WHAT THE TASK REQUIRES: Copy all of the material word for word, except for the pictures.

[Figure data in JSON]

::::

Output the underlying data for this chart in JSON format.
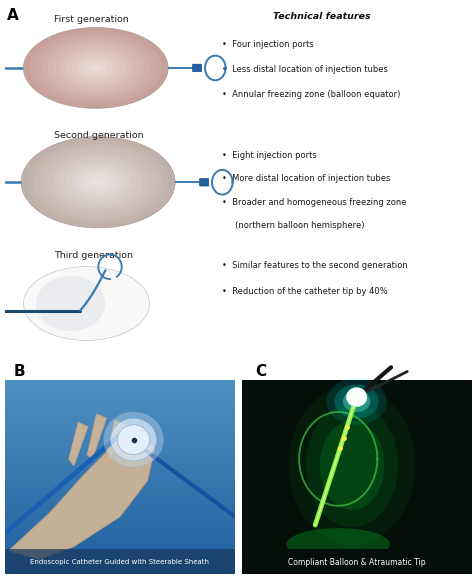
{
  "panel_A_label": "A",
  "panel_B_label": "B",
  "panel_C_label": "C",
  "gen1_title": "First generation",
  "gen2_title": "Second generation",
  "gen3_title": "Third generation",
  "tech_features_title": "Technical features",
  "gen1_bullets": [
    "Four injection ports",
    "Less distal location of injection tubes",
    "Annular freezing zone (balloon equator)"
  ],
  "gen2_bullets": [
    "Eight injection ports",
    "More distal location of injection tubes",
    "Broader and homogeneous freezing zone",
    "(northern balloon hemisphere)"
  ],
  "gen3_bullets": [
    "Similar features to the second generation",
    "Reduction of the catheter tip by 40%"
  ],
  "caption_B": "Endoscopic Catheter Guided with Steerable Sheath",
  "caption_C": "Compliant Balloon & Atraumatic Tip",
  "bg_color": "#ffffff",
  "text_color": "#1a1a1a",
  "caption_color_B": "#ffffff",
  "caption_color_C": "#ffffff",
  "balloon1_fill_center": "#f0e0dc",
  "balloon1_fill_edge": "#c8a09a",
  "balloon2_fill_center": "#ede8e5",
  "balloon2_fill_edge": "#c0b0aa",
  "balloon3_fill": "#f0f0f0",
  "catheter_blue": "#3a7ab0",
  "catheter_dark": "#1a4060",
  "panel_B_bg_top": "#5090c0",
  "panel_B_bg_bot": "#2060a0",
  "panel_C_bg": "#050e08",
  "bullet_char": "•"
}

::::

FULL RESPONSE:
Output the underlying data for this chart in JSON format.
{
  "panel_A_label": "A",
  "panel_B_label": "B",
  "panel_C_label": "C",
  "gen1_title": "First generation",
  "gen2_title": "Second generation",
  "gen3_title": "Third generation",
  "tech_features_title": "Technical features",
  "gen1_bullets": [
    "Four injection ports",
    "Less distal location of injection tubes",
    "Annular freezing zone (balloon equator)"
  ],
  "gen2_bullets": [
    "Eight injection ports",
    "More distal location of injection tubes",
    "Broader and homogeneous freezing zone",
    "(northern balloon hemisphere)"
  ],
  "gen3_bullets": [
    "Similar features to the second generation",
    "Reduction of the catheter tip by 40%"
  ],
  "caption_B": "Endoscopic Catheter Guided with Steerable Sheath",
  "caption_C": "Compliant Balloon & Atraumatic Tip",
  "bg_color": "#ffffff",
  "text_color": "#1a1a1a",
  "caption_color_B": "#ffffff",
  "caption_color_C": "#ffffff",
  "balloon1_fill_center": "#f0e0dc",
  "balloon1_fill_edge": "#c8a09a",
  "balloon2_fill_center": "#ede8e5",
  "balloon2_fill_edge": "#c0b0aa",
  "balloon3_fill": "#f0f0f0",
  "catheter_blue": "#3a7ab0",
  "catheter_dark": "#1a4060",
  "panel_B_bg_top": "#5090c0",
  "panel_B_bg_bot": "#2060a0",
  "panel_C_bg": "#050e08",
  "bullet_char": "•"
}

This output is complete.